──────── Source material ────────

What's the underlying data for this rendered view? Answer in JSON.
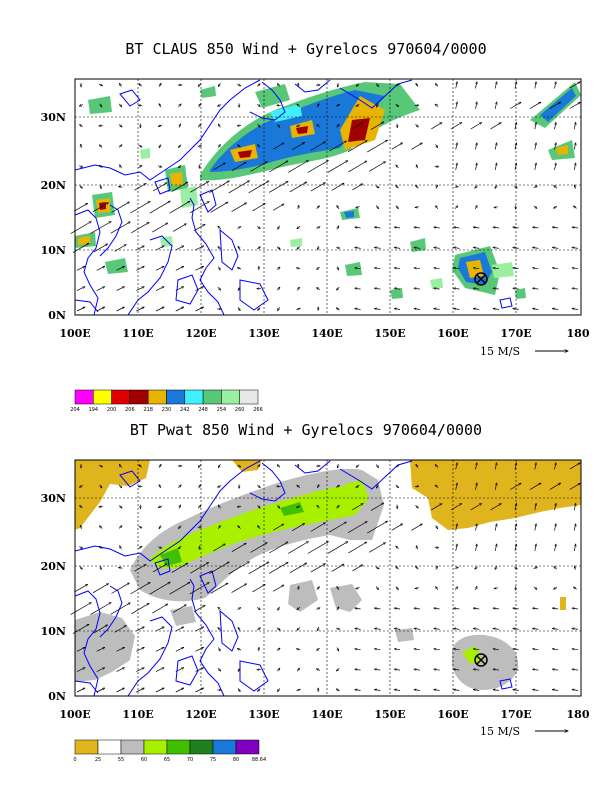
{
  "panel1": {
    "title": "BT CLAUS 850 Wind + Gyrelocs 970604/0000",
    "legend": {
      "labels": [
        "204",
        "194",
        "200",
        "206",
        "218",
        "230",
        "242",
        "248",
        "254",
        "260",
        "266"
      ],
      "colors": [
        "#ff00ff",
        "#ffff00",
        "#e00000",
        "#a00000",
        "#e8b400",
        "#1a78d8",
        "#40f0ff",
        "#58c878",
        "#9af0a0",
        "#e8e8e8"
      ]
    }
  },
  "panel2": {
    "title": "BT Pwat 850 Wind + Gyrelocs 970604/0000",
    "legend": {
      "labels": [
        "0",
        "25",
        "55",
        "60",
        "65",
        "70",
        "75",
        "80",
        "88.64"
      ],
      "colors": [
        "#e0b41c",
        "#ffffff",
        "#bdbdbd",
        "#a8f000",
        "#40c000",
        "#208020",
        "#1a78d8",
        "#8000c0"
      ]
    }
  },
  "axes": {
    "x_ticks": [
      "100E",
      "110E",
      "120E",
      "130E",
      "140E",
      "150E",
      "160E",
      "170E",
      "180"
    ],
    "y_ticks": [
      "0N",
      "10N",
      "20N",
      "30N"
    ],
    "lon_range": [
      100,
      180
    ],
    "lat_range": [
      0,
      35
    ]
  },
  "reference_vector": "15 M/S",
  "storm": {
    "lon": 164.2,
    "lat": 5.8
  },
  "colors": {
    "coast": "#0000ff",
    "frame": "#000000"
  }
}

────────

Omit the pictures, then output the rest of the listing exactly.

What's the underlying data for this rendered view? Answer in JSON.
{
  "panel1": {
    "title": "BT CLAUS 850 Wind + Gyrelocs 970604/0000",
    "legend": {
      "labels": [
        "204",
        "194",
        "200",
        "206",
        "218",
        "230",
        "242",
        "248",
        "254",
        "260",
        "266"
      ],
      "colors": [
        "#ff00ff",
        "#ffff00",
        "#e00000",
        "#a00000",
        "#e8b400",
        "#1a78d8",
        "#40f0ff",
        "#58c878",
        "#9af0a0",
        "#e8e8e8"
      ]
    }
  },
  "panel2": {
    "title": "BT Pwat 850 Wind + Gyrelocs 970604/0000",
    "legend": {
      "labels": [
        "0",
        "25",
        "55",
        "60",
        "65",
        "70",
        "75",
        "80",
        "88.64"
      ],
      "colors": [
        "#e0b41c",
        "#ffffff",
        "#bdbdbd",
        "#a8f000",
        "#40c000",
        "#208020",
        "#1a78d8",
        "#8000c0"
      ]
    }
  },
  "axes": {
    "x_ticks": [
      "100E",
      "110E",
      "120E",
      "130E",
      "140E",
      "150E",
      "160E",
      "170E",
      "180"
    ],
    "y_ticks": [
      "0N",
      "10N",
      "20N",
      "30N"
    ],
    "lon_range": [
      100,
      180
    ],
    "lat_range": [
      0,
      35
    ]
  },
  "reference_vector": "15 M/S",
  "storm": {
    "lon": 164.2,
    "lat": 5.8
  },
  "colors": {
    "coast": "#0000ff",
    "frame": "#000000"
  }
}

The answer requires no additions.